* BEGIN *

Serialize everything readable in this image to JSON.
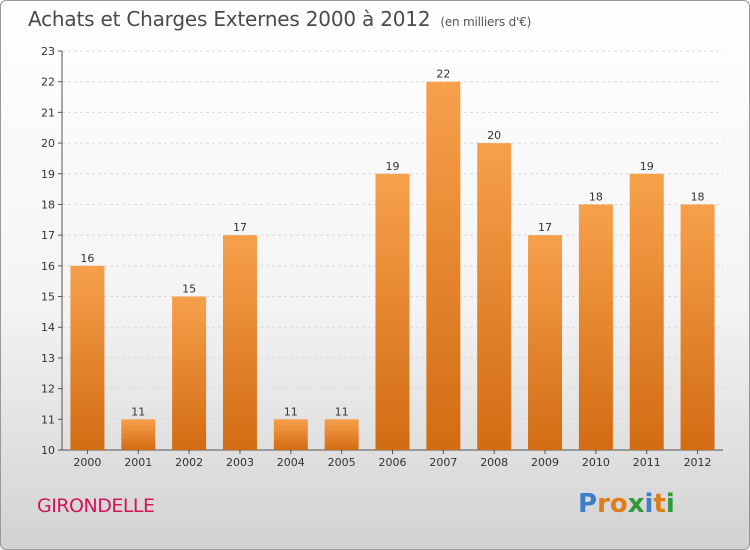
{
  "header": {
    "title": "Achats et Charges Externes 2000 à 2012",
    "subtitle": "(en milliers d'€)"
  },
  "footer": {
    "commune": "GIRONDELLE",
    "logo_letters": [
      {
        "char": "P",
        "color": "#3a7fc8"
      },
      {
        "char": "r",
        "color": "#e07b1a"
      },
      {
        "char": "o",
        "color": "#e07b1a"
      },
      {
        "char": "x",
        "color": "#2e9a3a"
      },
      {
        "char": "i",
        "color": "#3a7fc8"
      },
      {
        "char": "t",
        "color": "#e07b1a"
      },
      {
        "char": "i",
        "color": "#2e9a3a"
      }
    ]
  },
  "chart_data": {
    "type": "bar",
    "categories": [
      "2000",
      "2001",
      "2002",
      "2003",
      "2004",
      "2005",
      "2006",
      "2007",
      "2008",
      "2009",
      "2010",
      "2011",
      "2012"
    ],
    "values": [
      16,
      11,
      15,
      17,
      11,
      11,
      19,
      22,
      20,
      17,
      18,
      19,
      18
    ],
    "ylim": [
      10,
      23
    ],
    "yticks": [
      10,
      11,
      12,
      13,
      14,
      15,
      16,
      17,
      18,
      19,
      20,
      21,
      22,
      23
    ],
    "grid": true,
    "bar_color_top": "#f7a04c",
    "bar_color_bottom": "#d26c12"
  }
}
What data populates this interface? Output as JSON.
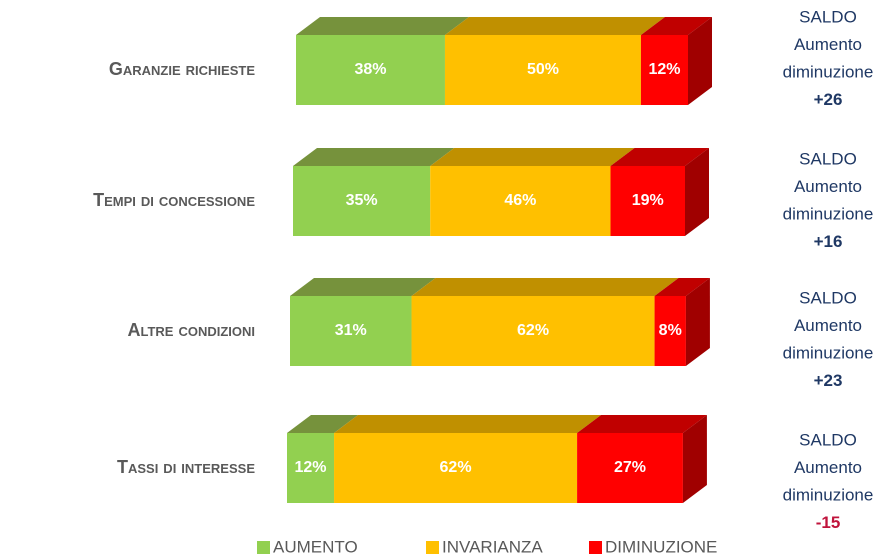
{
  "chart_data": {
    "type": "bar3d_stacked_horizontal",
    "categories": [
      "Garanzie richieste",
      "Tempi di concessione",
      "Altre condizioni",
      "Tassi di interesse"
    ],
    "series": [
      {
        "name": "AUMENTO",
        "color": "#92d050",
        "top_color": "#76923c",
        "values": [
          38,
          35,
          31,
          12
        ],
        "value_labels": [
          "38%",
          "35%",
          "31%",
          "12%"
        ]
      },
      {
        "name": "INVARIANZA",
        "color": "#ffc000",
        "top_color": "#c09000",
        "values": [
          50,
          46,
          62,
          62
        ],
        "value_labels": [
          "50%",
          "46%",
          "62%",
          "62%"
        ]
      },
      {
        "name": "DIMINUZIONE",
        "color": "#ff0000",
        "top_color": "#c00000",
        "values": [
          12,
          19,
          8,
          27
        ],
        "value_labels": [
          "12%",
          "19%",
          "8%",
          "27%"
        ]
      }
    ],
    "xlim": [
      0,
      100
    ],
    "annotations": [
      {
        "lines": [
          "SALDO",
          "Aumento",
          "diminuzione"
        ],
        "value": "+26",
        "value_color": "#1f3864"
      },
      {
        "lines": [
          "SALDO",
          "Aumento",
          "diminuzione"
        ],
        "value": "+16",
        "value_color": "#1f3864"
      },
      {
        "lines": [
          "SALDO",
          "Aumento",
          "diminuzione"
        ],
        "value": "+23",
        "value_color": "#1f3864"
      },
      {
        "lines": [
          "SALDO",
          "Aumento",
          "diminuzione"
        ],
        "value": "-15",
        "value_color": "#c0143c"
      }
    ],
    "legend": "bottom"
  }
}
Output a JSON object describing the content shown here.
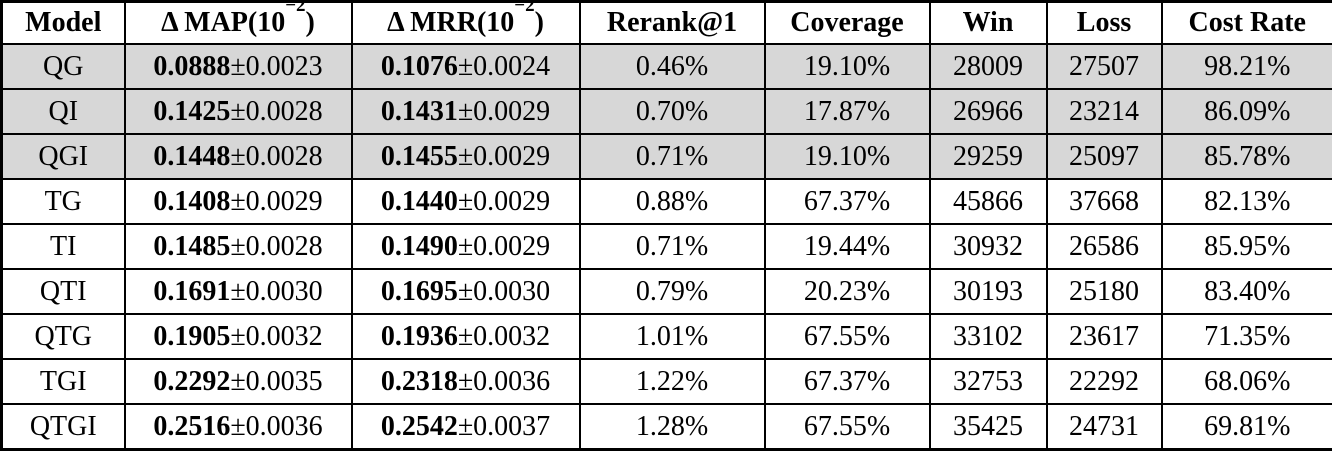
{
  "colors": {
    "row_shade": "#d7d7d7",
    "border": "#000000",
    "background": "#ffffff",
    "text": "#000000"
  },
  "table": {
    "headers": [
      {
        "text": "Model"
      },
      {
        "prefix": "Δ MAP(10",
        "sup": "−2",
        "suffix": ")"
      },
      {
        "prefix": "Δ MRR(10",
        "sup": "−2",
        "suffix": ")"
      },
      {
        "text": "Rerank@1"
      },
      {
        "text": "Coverage"
      },
      {
        "text": "Win"
      },
      {
        "text": "Loss"
      },
      {
        "text": "Cost Rate"
      }
    ],
    "rows": [
      {
        "model": "QG",
        "map_mean": "0.0888",
        "map_err": "±0.0023",
        "mrr_mean": "0.1076",
        "mrr_err": "±0.0024",
        "rerank": "0.46%",
        "coverage": "19.10%",
        "win": "28009",
        "loss": "27507",
        "cost_rate": "98.21%",
        "shaded": true
      },
      {
        "model": "QI",
        "map_mean": "0.1425",
        "map_err": "±0.0028",
        "mrr_mean": "0.1431",
        "mrr_err": "±0.0029",
        "rerank": "0.70%",
        "coverage": "17.87%",
        "win": "26966",
        "loss": "23214",
        "cost_rate": "86.09%",
        "shaded": true
      },
      {
        "model": "QGI",
        "map_mean": "0.1448",
        "map_err": "±0.0028",
        "mrr_mean": "0.1455",
        "mrr_err": "±0.0029",
        "rerank": "0.71%",
        "coverage": "19.10%",
        "win": "29259",
        "loss": "25097",
        "cost_rate": "85.78%",
        "shaded": true
      },
      {
        "model": "TG",
        "map_mean": "0.1408",
        "map_err": "±0.0029",
        "mrr_mean": "0.1440",
        "mrr_err": "±0.0029",
        "rerank": "0.88%",
        "coverage": "67.37%",
        "win": "45866",
        "loss": "37668",
        "cost_rate": "82.13%",
        "shaded": false
      },
      {
        "model": "TI",
        "map_mean": "0.1485",
        "map_err": "±0.0028",
        "mrr_mean": "0.1490",
        "mrr_err": "±0.0029",
        "rerank": "0.71%",
        "coverage": "19.44%",
        "win": "30932",
        "loss": "26586",
        "cost_rate": "85.95%",
        "shaded": false
      },
      {
        "model": "QTI",
        "map_mean": "0.1691",
        "map_err": "±0.0030",
        "mrr_mean": "0.1695",
        "mrr_err": "±0.0030",
        "rerank": "0.79%",
        "coverage": "20.23%",
        "win": "30193",
        "loss": "25180",
        "cost_rate": "83.40%",
        "shaded": false
      },
      {
        "model": "QTG",
        "map_mean": "0.1905",
        "map_err": "±0.0032",
        "mrr_mean": "0.1936",
        "mrr_err": "±0.0032",
        "rerank": "1.01%",
        "coverage": "67.55%",
        "win": "33102",
        "loss": "23617",
        "cost_rate": "71.35%",
        "shaded": false
      },
      {
        "model": "TGI",
        "map_mean": "0.2292",
        "map_err": "±0.0035",
        "mrr_mean": "0.2318",
        "mrr_err": "±0.0036",
        "rerank": "1.22%",
        "coverage": "67.37%",
        "win": "32753",
        "loss": "22292",
        "cost_rate": "68.06%",
        "shaded": false
      },
      {
        "model": "QTGI",
        "map_mean": "0.2516",
        "map_err": "±0.0036",
        "mrr_mean": "0.2542",
        "mrr_err": "±0.0037",
        "rerank": "1.28%",
        "coverage": "67.55%",
        "win": "35425",
        "loss": "24731",
        "cost_rate": "69.81%",
        "shaded": false
      }
    ]
  },
  "chart_data": {
    "type": "table",
    "columns": [
      "Model",
      "Δ MAP(10^−2)",
      "Δ MRR(10^−2)",
      "Rerank@1",
      "Coverage",
      "Win",
      "Loss",
      "Cost Rate"
    ],
    "rows": [
      [
        "QG",
        "0.0888±0.0023",
        "0.1076±0.0024",
        "0.46%",
        "19.10%",
        28009,
        27507,
        "98.21%"
      ],
      [
        "QI",
        "0.1425±0.0028",
        "0.1431±0.0029",
        "0.70%",
        "17.87%",
        26966,
        23214,
        "86.09%"
      ],
      [
        "QGI",
        "0.1448±0.0028",
        "0.1455±0.0029",
        "0.71%",
        "19.10%",
        29259,
        25097,
        "85.78%"
      ],
      [
        "TG",
        "0.1408±0.0029",
        "0.1440±0.0029",
        "0.88%",
        "67.37%",
        45866,
        37668,
        "82.13%"
      ],
      [
        "TI",
        "0.1485±0.0028",
        "0.1490±0.0029",
        "0.71%",
        "19.44%",
        30932,
        26586,
        "85.95%"
      ],
      [
        "QTI",
        "0.1691±0.0030",
        "0.1695±0.0030",
        "0.79%",
        "20.23%",
        30193,
        25180,
        "83.40%"
      ],
      [
        "QTG",
        "0.1905±0.0032",
        "0.1936±0.0032",
        "1.01%",
        "67.55%",
        33102,
        23617,
        "71.35%"
      ],
      [
        "TGI",
        "0.2292±0.0035",
        "0.2318±0.0036",
        "1.22%",
        "67.37%",
        32753,
        22292,
        "68.06%"
      ],
      [
        "QTGI",
        "0.2516±0.0036",
        "0.2542±0.0037",
        "1.28%",
        "67.55%",
        35425,
        24731,
        "69.81%"
      ]
    ]
  }
}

* END *

Problem: Pull out all lines from the entries above that include the word "name".

Reply to the exercise:
        "name": "AUMENTO",
        "name": "INVARIANZA",
        "name": "DIMINUZIONE",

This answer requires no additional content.